__WHAT TO PRODUCE__
Locate the string "Fixed" throughout the material and copy every line in which it occurs.

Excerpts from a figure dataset
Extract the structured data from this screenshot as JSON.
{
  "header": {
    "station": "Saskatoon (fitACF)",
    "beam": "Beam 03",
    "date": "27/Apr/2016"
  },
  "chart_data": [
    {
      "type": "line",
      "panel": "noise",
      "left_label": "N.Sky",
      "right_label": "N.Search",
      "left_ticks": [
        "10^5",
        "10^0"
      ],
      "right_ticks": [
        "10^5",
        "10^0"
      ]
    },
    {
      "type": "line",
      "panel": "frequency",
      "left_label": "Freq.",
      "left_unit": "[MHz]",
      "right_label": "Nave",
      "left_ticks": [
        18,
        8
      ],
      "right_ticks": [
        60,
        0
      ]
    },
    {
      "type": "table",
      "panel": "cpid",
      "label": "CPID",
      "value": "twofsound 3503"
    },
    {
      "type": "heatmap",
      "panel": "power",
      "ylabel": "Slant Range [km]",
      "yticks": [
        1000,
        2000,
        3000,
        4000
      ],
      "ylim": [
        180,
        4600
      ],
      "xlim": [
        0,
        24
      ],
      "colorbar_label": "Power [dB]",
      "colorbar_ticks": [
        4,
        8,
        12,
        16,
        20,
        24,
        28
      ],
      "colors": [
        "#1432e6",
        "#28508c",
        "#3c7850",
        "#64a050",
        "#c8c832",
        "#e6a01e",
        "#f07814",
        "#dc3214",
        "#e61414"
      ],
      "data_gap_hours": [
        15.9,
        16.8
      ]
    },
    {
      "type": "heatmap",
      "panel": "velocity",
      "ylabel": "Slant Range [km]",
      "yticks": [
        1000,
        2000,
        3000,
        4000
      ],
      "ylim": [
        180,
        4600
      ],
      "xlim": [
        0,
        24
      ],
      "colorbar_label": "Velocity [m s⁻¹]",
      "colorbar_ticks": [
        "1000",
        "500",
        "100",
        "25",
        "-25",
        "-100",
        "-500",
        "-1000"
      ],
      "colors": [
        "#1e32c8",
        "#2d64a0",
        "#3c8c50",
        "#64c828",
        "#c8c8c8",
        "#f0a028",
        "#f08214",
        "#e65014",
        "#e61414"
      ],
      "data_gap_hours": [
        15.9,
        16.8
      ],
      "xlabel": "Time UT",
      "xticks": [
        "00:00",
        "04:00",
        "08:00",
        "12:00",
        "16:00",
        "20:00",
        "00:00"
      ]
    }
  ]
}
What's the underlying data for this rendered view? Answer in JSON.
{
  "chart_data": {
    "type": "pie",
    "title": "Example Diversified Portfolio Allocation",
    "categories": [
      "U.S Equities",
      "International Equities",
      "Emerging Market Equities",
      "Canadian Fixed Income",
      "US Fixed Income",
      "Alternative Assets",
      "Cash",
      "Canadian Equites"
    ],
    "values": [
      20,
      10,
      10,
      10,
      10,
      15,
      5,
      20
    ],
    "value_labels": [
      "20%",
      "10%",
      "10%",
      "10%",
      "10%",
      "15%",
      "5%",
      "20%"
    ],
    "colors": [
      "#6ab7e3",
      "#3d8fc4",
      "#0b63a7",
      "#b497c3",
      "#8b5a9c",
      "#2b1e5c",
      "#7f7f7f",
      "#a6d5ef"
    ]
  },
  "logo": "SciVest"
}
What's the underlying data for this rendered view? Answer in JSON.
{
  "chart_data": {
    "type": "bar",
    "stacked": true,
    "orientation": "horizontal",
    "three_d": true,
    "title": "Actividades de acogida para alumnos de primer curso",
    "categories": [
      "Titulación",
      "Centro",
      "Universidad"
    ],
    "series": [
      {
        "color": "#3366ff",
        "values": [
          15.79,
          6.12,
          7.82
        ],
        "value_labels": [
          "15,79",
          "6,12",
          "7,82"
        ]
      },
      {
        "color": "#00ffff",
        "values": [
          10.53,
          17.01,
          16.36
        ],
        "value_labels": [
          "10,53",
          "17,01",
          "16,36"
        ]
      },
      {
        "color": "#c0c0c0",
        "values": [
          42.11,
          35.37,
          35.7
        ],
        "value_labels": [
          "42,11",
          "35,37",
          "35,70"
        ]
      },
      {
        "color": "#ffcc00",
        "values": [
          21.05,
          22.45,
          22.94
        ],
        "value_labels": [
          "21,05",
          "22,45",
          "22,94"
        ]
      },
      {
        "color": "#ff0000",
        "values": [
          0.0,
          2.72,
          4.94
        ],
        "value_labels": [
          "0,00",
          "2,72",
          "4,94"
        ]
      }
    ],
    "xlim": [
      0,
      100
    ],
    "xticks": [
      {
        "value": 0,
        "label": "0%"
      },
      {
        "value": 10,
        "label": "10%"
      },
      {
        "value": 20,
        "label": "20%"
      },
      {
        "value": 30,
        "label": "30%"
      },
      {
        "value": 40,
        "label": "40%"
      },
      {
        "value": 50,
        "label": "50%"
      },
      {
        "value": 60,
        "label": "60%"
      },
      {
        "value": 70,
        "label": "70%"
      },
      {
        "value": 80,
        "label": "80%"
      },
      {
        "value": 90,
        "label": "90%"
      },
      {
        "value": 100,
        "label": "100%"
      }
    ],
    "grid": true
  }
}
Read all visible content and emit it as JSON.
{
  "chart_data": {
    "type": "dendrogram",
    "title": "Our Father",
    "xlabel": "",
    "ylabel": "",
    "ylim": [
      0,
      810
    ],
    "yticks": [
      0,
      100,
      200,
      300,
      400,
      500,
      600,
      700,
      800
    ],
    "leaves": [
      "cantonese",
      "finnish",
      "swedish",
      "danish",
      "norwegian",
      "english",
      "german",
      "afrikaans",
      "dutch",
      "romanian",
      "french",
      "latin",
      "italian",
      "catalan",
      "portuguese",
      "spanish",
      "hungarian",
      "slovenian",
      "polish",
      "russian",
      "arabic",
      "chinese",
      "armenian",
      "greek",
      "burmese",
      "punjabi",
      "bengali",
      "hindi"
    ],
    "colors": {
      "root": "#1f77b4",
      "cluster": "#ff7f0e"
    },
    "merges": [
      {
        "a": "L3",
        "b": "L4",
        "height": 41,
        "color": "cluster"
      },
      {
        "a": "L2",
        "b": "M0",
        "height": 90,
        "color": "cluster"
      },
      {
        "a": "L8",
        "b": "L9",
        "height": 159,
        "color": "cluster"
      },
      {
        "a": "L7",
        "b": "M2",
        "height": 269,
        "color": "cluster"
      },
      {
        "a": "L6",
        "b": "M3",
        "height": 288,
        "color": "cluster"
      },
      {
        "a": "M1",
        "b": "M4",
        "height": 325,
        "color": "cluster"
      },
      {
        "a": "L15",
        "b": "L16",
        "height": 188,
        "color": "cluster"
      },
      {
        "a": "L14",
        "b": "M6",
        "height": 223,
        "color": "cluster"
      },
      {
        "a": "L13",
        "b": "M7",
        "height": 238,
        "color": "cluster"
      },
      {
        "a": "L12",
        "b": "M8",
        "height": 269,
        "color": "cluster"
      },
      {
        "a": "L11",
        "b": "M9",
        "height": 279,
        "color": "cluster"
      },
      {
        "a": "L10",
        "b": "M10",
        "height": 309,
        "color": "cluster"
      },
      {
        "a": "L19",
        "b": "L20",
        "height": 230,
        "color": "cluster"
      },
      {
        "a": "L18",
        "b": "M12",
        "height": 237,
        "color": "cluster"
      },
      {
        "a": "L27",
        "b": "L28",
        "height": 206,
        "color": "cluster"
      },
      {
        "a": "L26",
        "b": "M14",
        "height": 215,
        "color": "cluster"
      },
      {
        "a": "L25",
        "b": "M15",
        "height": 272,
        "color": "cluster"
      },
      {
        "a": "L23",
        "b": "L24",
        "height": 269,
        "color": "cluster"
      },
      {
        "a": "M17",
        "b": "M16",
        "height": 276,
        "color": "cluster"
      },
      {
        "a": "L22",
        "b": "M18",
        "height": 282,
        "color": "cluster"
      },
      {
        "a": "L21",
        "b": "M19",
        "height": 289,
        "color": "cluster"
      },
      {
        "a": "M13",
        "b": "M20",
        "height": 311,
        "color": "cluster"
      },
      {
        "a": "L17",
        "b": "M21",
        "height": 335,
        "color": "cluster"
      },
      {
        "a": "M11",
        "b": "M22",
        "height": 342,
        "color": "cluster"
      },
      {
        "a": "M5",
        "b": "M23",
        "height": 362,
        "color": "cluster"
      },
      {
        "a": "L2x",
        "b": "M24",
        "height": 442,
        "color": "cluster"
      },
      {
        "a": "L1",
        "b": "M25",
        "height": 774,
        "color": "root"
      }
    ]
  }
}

__FULL OUTPUT__
      "Canadian Fixed Income",
      "US Fixed Income",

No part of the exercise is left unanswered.